WORK TO BE COMPLETED |
From the entries that follow, pick out all lines holding "Meuwese".

ENTRIES SHOWN |
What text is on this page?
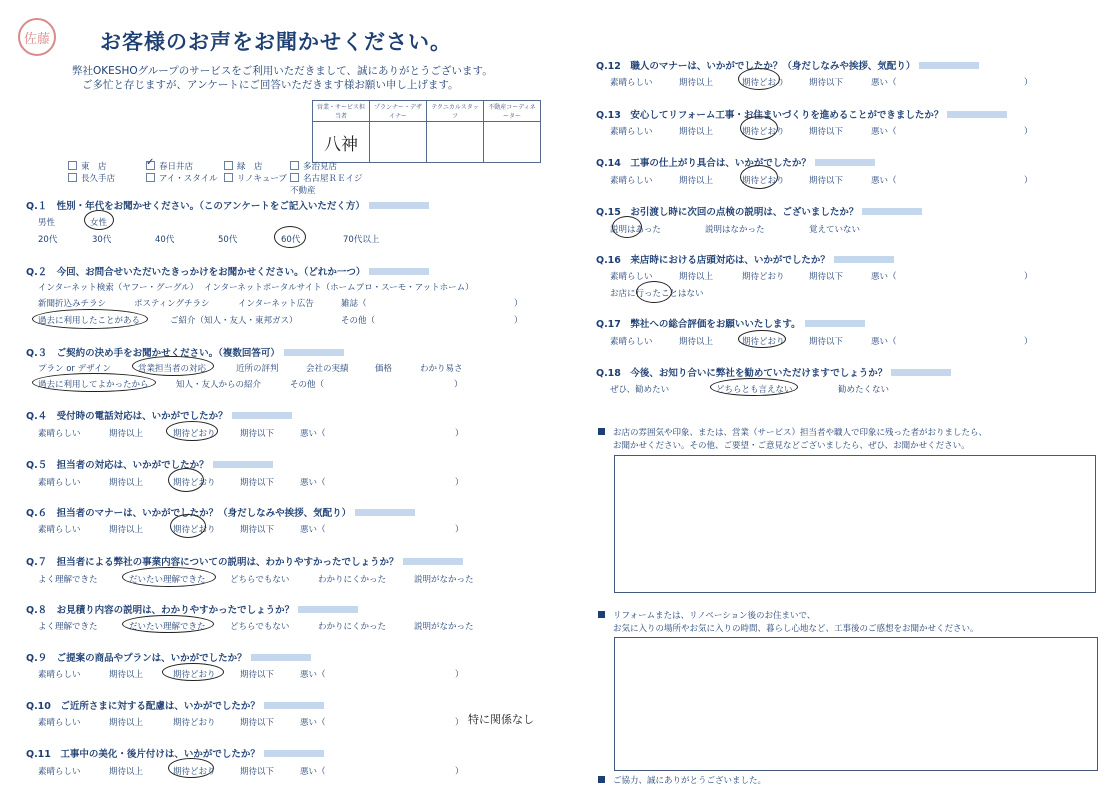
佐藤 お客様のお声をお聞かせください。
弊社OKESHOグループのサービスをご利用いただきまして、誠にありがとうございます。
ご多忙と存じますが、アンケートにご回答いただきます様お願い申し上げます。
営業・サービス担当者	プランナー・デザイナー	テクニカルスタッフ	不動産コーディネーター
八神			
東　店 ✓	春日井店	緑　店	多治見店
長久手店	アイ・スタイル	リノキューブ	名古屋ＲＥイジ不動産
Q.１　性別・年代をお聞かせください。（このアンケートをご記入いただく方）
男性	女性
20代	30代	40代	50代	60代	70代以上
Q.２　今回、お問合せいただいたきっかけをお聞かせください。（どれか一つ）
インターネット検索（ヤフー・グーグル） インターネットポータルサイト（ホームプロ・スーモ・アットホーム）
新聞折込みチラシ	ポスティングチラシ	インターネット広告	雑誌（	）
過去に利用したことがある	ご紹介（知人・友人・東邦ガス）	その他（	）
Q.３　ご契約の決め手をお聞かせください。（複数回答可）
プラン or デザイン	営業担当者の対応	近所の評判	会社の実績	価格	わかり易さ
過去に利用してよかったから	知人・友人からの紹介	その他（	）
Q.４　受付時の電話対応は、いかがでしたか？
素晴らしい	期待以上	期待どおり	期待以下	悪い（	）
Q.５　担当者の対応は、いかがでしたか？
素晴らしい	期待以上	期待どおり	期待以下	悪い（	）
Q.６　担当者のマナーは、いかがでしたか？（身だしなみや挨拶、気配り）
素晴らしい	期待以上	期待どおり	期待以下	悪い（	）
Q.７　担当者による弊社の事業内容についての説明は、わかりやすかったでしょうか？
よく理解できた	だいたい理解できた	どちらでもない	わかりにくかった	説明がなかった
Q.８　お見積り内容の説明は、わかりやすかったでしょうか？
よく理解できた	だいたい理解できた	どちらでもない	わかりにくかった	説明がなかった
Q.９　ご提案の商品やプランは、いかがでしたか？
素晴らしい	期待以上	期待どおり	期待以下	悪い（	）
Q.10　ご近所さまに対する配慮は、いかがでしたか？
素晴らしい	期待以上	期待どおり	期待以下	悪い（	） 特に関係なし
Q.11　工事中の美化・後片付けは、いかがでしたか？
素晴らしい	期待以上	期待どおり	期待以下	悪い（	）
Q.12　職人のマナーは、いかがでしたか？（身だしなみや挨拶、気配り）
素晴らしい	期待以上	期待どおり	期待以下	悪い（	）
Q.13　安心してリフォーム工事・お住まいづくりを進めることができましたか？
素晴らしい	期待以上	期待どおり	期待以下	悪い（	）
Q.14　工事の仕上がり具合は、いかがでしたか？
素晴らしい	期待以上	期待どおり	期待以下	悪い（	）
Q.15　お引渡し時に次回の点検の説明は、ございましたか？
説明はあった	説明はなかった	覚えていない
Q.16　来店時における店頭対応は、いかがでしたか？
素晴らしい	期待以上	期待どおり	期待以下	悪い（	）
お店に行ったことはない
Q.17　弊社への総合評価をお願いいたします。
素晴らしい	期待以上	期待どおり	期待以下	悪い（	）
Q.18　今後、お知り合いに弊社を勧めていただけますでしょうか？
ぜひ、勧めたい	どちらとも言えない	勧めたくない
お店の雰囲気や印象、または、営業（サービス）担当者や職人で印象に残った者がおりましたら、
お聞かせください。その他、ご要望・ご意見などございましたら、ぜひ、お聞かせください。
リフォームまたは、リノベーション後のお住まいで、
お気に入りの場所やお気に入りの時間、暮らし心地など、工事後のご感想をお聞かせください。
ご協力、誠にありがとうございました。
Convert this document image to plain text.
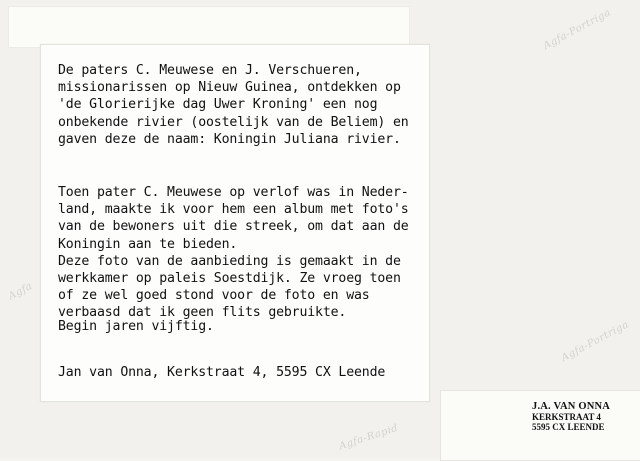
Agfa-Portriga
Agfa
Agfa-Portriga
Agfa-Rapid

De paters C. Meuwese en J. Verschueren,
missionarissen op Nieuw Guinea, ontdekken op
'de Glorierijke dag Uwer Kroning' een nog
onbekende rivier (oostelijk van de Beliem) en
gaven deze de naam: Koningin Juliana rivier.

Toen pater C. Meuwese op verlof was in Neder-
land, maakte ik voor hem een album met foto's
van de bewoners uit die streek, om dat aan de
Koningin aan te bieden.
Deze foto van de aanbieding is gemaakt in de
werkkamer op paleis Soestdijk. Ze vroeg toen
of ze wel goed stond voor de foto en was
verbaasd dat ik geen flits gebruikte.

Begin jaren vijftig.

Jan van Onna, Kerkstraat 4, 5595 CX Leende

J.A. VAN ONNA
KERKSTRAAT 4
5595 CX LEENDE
* * *
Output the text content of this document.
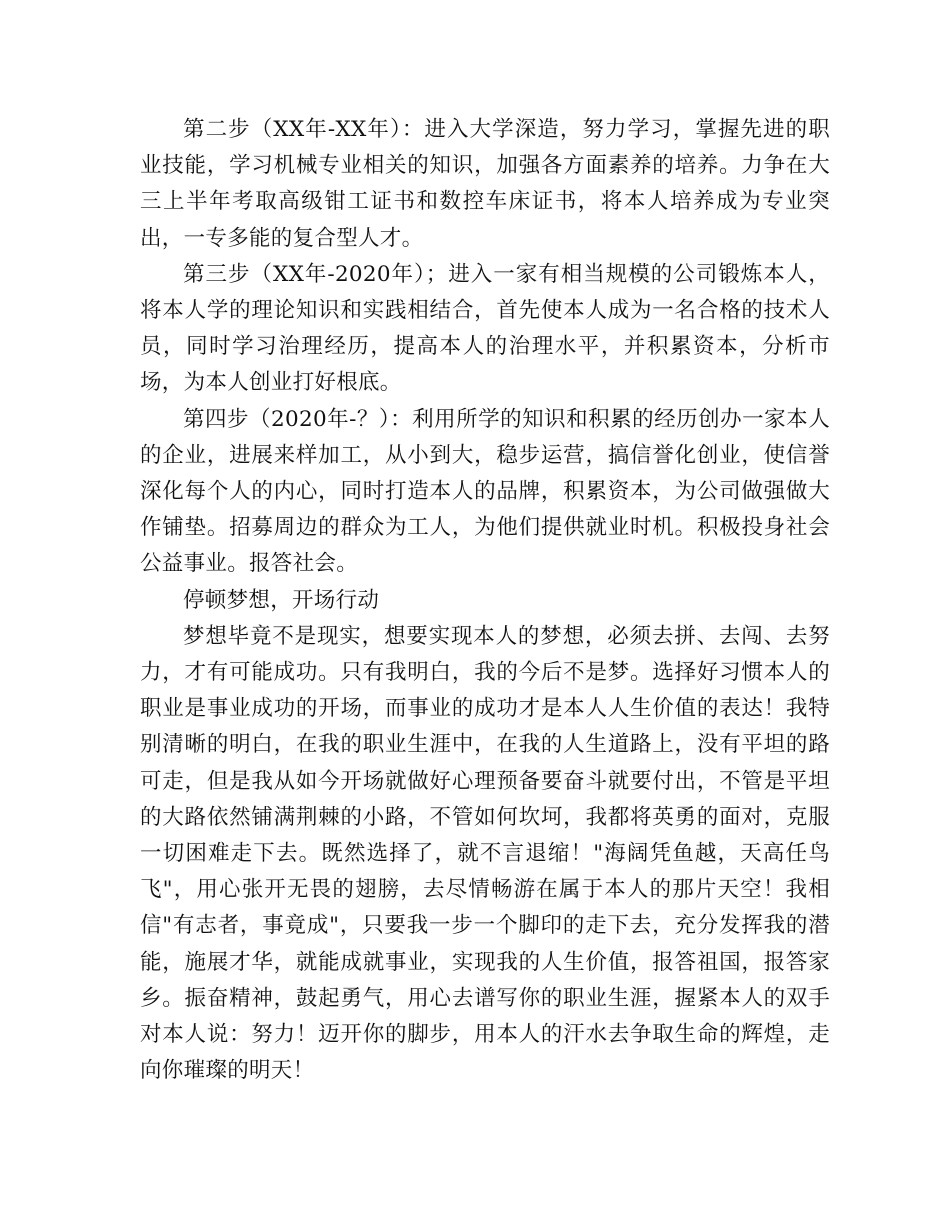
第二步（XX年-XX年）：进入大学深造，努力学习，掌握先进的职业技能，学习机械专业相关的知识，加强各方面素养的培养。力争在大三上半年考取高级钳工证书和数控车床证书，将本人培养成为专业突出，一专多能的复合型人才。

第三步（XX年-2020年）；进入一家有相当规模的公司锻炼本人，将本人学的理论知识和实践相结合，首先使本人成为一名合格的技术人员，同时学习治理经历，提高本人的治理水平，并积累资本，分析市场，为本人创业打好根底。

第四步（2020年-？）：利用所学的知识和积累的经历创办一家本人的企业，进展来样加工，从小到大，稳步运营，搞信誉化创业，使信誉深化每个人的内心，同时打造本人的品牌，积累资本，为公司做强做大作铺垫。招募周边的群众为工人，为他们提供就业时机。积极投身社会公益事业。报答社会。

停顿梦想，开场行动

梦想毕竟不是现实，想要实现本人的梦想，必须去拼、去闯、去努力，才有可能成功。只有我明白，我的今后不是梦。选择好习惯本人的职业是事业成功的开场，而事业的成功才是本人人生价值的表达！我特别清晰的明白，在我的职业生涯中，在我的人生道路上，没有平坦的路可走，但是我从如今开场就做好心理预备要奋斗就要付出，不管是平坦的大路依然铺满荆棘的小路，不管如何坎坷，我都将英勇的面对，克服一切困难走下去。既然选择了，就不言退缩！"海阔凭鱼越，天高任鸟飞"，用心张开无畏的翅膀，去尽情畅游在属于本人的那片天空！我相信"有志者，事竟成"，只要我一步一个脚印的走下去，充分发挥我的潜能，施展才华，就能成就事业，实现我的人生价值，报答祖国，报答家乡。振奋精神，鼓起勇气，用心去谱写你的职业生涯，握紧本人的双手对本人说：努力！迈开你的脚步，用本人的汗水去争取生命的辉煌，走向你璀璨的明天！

OUTPUT FOR THIS TASK |
De paters C. Meuwese en J. Verschueren,
Toen pater C. Meuwese op verlof was in Neder-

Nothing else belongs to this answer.